__GIVEN DATA__
::::::

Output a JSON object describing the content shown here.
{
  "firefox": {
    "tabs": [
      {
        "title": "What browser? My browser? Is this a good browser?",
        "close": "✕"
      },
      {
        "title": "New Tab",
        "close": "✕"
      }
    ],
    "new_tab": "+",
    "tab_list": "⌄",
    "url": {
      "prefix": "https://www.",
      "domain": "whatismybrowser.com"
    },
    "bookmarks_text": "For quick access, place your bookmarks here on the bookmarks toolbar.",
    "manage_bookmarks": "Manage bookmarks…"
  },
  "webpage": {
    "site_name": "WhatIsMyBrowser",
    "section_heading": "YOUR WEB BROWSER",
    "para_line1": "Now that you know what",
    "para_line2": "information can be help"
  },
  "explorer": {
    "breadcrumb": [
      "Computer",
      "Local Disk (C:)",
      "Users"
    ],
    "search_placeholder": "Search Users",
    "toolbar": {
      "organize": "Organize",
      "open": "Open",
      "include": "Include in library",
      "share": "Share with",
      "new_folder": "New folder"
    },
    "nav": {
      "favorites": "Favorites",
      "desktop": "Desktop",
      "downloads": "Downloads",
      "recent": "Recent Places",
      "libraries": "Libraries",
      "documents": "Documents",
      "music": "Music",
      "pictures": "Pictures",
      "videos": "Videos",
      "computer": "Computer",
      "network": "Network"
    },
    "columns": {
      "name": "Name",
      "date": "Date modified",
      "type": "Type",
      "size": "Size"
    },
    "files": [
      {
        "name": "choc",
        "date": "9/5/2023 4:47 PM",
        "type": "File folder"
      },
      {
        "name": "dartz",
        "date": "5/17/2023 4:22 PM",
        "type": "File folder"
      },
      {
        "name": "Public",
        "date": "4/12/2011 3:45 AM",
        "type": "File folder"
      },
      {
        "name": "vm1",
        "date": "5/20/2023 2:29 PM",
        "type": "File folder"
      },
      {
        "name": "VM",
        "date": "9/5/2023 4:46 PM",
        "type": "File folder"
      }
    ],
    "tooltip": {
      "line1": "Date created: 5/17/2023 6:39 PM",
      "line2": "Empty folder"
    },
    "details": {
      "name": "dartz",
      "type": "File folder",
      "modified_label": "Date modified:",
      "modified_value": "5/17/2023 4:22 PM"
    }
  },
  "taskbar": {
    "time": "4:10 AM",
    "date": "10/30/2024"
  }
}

::::::

__WRITTEN INSTRUCTION__
Type the whole listing again, unaltered.

__COMPLETE ANSWER__
Output a JSON object describing the content shown here.
{
  "firefox": {
    "tabs": [
      {
        "title": "What browser? My browser? Is this a good browser?",
        "close": "✕"
      },
      {
        "title": "New Tab",
        "close": "✕"
      }
    ],
    "new_tab": "+",
    "tab_list": "⌄",
    "url": {
      "prefix": "https://www.",
      "domain": "whatismybrowser.com"
    },
    "bookmarks_text": "For quick access, place your bookmarks here on the bookmarks toolbar.",
    "manage_bookmarks": "Manage bookmarks…"
  },
  "webpage": {
    "site_name": "WhatIsMyBrowser",
    "section_heading": "YOUR WEB BROWSER",
    "para_line1": "Now that you know what",
    "para_line2": "information can be help"
  },
  "explorer": {
    "breadcrumb": [
      "Computer",
      "Local Disk (C:)",
      "Users"
    ],
    "search_placeholder": "Search Users",
    "toolbar": {
      "organize": "Organize",
      "open": "Open",
      "include": "Include in library",
      "share": "Share with",
      "new_folder": "New folder"
    },
    "nav": {
      "favorites": "Favorites",
      "desktop": "Desktop",
      "downloads": "Downloads",
      "recent": "Recent Places",
      "libraries": "Libraries",
      "documents": "Documents",
      "music": "Music",
      "pictures": "Pictures",
      "videos": "Videos",
      "computer": "Computer",
      "network": "Network"
    },
    "columns": {
      "name": "Name",
      "date": "Date modified",
      "type": "Type",
      "size": "Size"
    },
    "files": [
      {
        "name": "choc",
        "date": "9/5/2023 4:47 PM",
        "type": "File folder"
      },
      {
        "name": "dartz",
        "date": "5/17/2023 4:22 PM",
        "type": "File folder"
      },
      {
        "name": "Public",
        "date": "4/12/2011 3:45 AM",
        "type": "File folder"
      },
      {
        "name": "vm1",
        "date": "5/20/2023 2:29 PM",
        "type": "File folder"
      },
      {
        "name": "VM",
        "date": "9/5/2023 4:46 PM",
        "type": "File folder"
      }
    ],
    "tooltip": {
      "line1": "Date created: 5/17/2023 6:39 PM",
      "line2": "Empty folder"
    },
    "details": {
      "name": "dartz",
      "type": "File folder",
      "modified_label": "Date modified:",
      "modified_value": "5/17/2023 4:22 PM"
    }
  },
  "taskbar": {
    "time": "4:10 AM",
    "date": "10/30/2024"
  }
}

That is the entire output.